◆ Exercise
Repeat the data word for word. Do not include the pictures.

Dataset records

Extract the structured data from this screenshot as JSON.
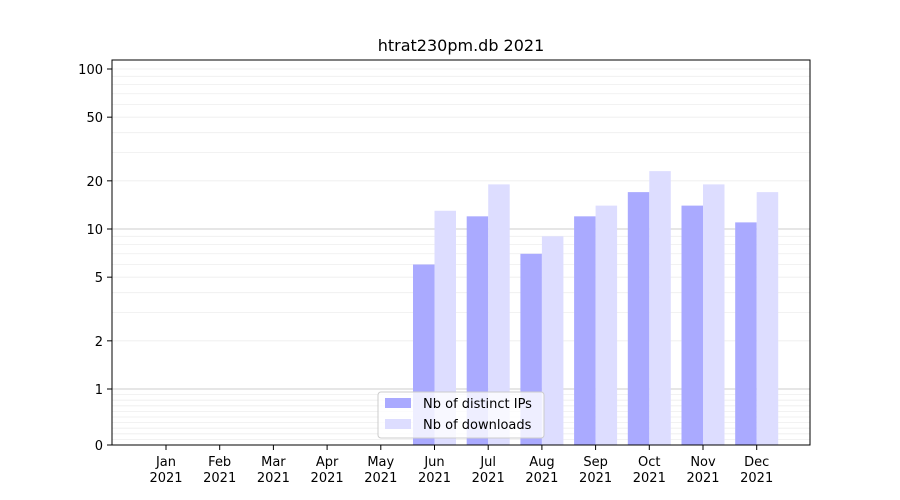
{
  "chart_data": {
    "type": "bar",
    "title": "htrat230pm.db 2021",
    "xlabel": "",
    "ylabel": "",
    "y_scale": "symlog",
    "ylim": [
      0,
      100
    ],
    "yticks": [
      0,
      1,
      2,
      5,
      10,
      20,
      50,
      100
    ],
    "ytick_labels": [
      "0",
      "1",
      "2",
      "5",
      "10",
      "20",
      "50",
      "100"
    ],
    "categories": [
      "Jan 2021",
      "Feb 2021",
      "Mar 2021",
      "Apr 2021",
      "May 2021",
      "Jun 2021",
      "Jul 2021",
      "Aug 2021",
      "Sep 2021",
      "Oct 2021",
      "Nov 2021",
      "Dec 2021"
    ],
    "category_labels": [
      [
        "Jan",
        "2021"
      ],
      [
        "Feb",
        "2021"
      ],
      [
        "Mar",
        "2021"
      ],
      [
        "Apr",
        "2021"
      ],
      [
        "May",
        "2021"
      ],
      [
        "Jun",
        "2021"
      ],
      [
        "Jul",
        "2021"
      ],
      [
        "Aug",
        "2021"
      ],
      [
        "Sep",
        "2021"
      ],
      [
        "Oct",
        "2021"
      ],
      [
        "Nov",
        "2021"
      ],
      [
        "Dec",
        "2021"
      ]
    ],
    "series": [
      {
        "name": "Nb of distinct IPs",
        "color": "#aaaaff",
        "values": [
          0,
          0,
          0,
          0,
          0,
          6,
          12,
          7,
          12,
          17,
          14,
          11
        ]
      },
      {
        "name": "Nb of downloads",
        "color": "#ddddff",
        "values": [
          0,
          0,
          0,
          0,
          0,
          13,
          19,
          9,
          14,
          23,
          19,
          17
        ]
      }
    ],
    "grid": true,
    "legend_position": "lower-center"
  }
}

◆ Complete response
Extract the structured data from this screenshot as JSON.
{
  "chart_data": {
    "type": "bar",
    "title": "htrat230pm.db 2021",
    "xlabel": "",
    "ylabel": "",
    "y_scale": "symlog",
    "ylim": [
      0,
      100
    ],
    "yticks": [
      0,
      1,
      2,
      5,
      10,
      20,
      50,
      100
    ],
    "ytick_labels": [
      "0",
      "1",
      "2",
      "5",
      "10",
      "20",
      "50",
      "100"
    ],
    "categories": [
      "Jan 2021",
      "Feb 2021",
      "Mar 2021",
      "Apr 2021",
      "May 2021",
      "Jun 2021",
      "Jul 2021",
      "Aug 2021",
      "Sep 2021",
      "Oct 2021",
      "Nov 2021",
      "Dec 2021"
    ],
    "category_labels": [
      [
        "Jan",
        "2021"
      ],
      [
        "Feb",
        "2021"
      ],
      [
        "Mar",
        "2021"
      ],
      [
        "Apr",
        "2021"
      ],
      [
        "May",
        "2021"
      ],
      [
        "Jun",
        "2021"
      ],
      [
        "Jul",
        "2021"
      ],
      [
        "Aug",
        "2021"
      ],
      [
        "Sep",
        "2021"
      ],
      [
        "Oct",
        "2021"
      ],
      [
        "Nov",
        "2021"
      ],
      [
        "Dec",
        "2021"
      ]
    ],
    "series": [
      {
        "name": "Nb of distinct IPs",
        "color": "#aaaaff",
        "values": [
          0,
          0,
          0,
          0,
          0,
          6,
          12,
          7,
          12,
          17,
          14,
          11
        ]
      },
      {
        "name": "Nb of downloads",
        "color": "#ddddff",
        "values": [
          0,
          0,
          0,
          0,
          0,
          13,
          19,
          9,
          14,
          23,
          19,
          17
        ]
      }
    ],
    "grid": true,
    "legend_position": "lower-center"
  }
}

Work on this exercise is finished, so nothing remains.